Data records
= = =
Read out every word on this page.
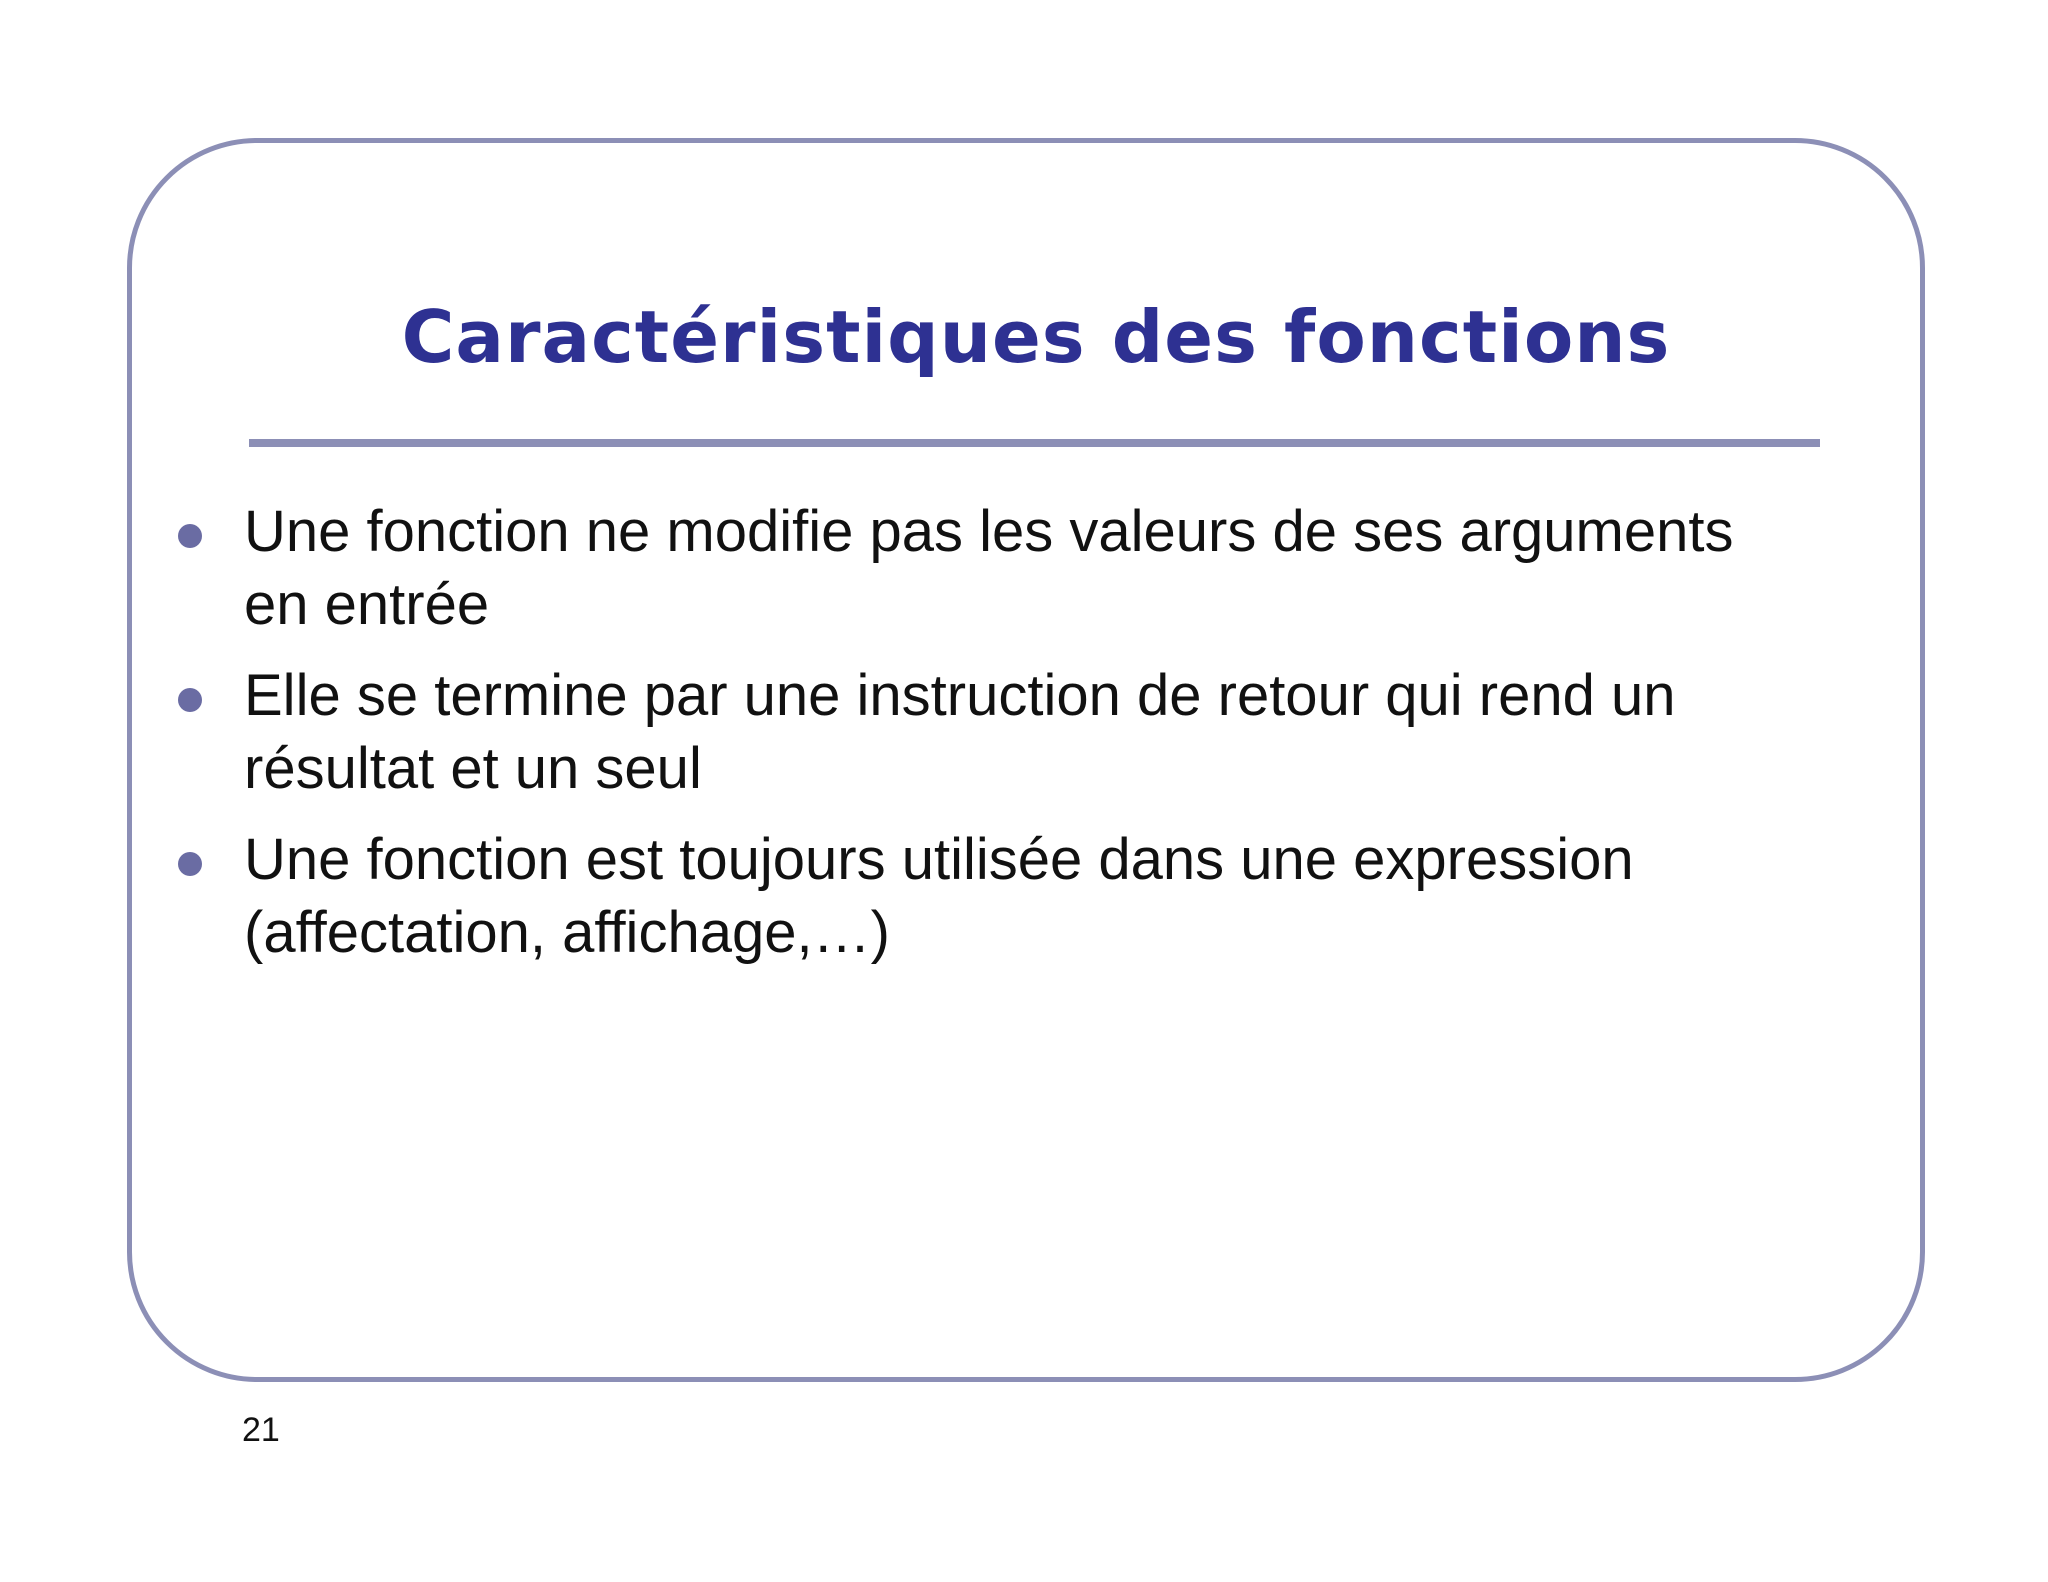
Caractéristiques des fonctions
Une fonction ne modifie pas les valeurs de ses arguments
en entrée
Elle se termine par une instruction de retour qui rend un
résultat et un seul
Une fonction est toujours utilisée dans une expression
(affectation, affichage,…)
21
= = =
What needs to be done: Reproduce the full listing above verbatim, with no pictures included.

Exercise response:
Read out every word on this page.
Caractéristiques des fonctions
Une fonction ne modifie pas les valeurs de ses arguments
en entrée
Elle se termine par une instruction de retour qui rend un
résultat et un seul
Une fonction est toujours utilisée dans une expression
(affectation, affichage,…)
21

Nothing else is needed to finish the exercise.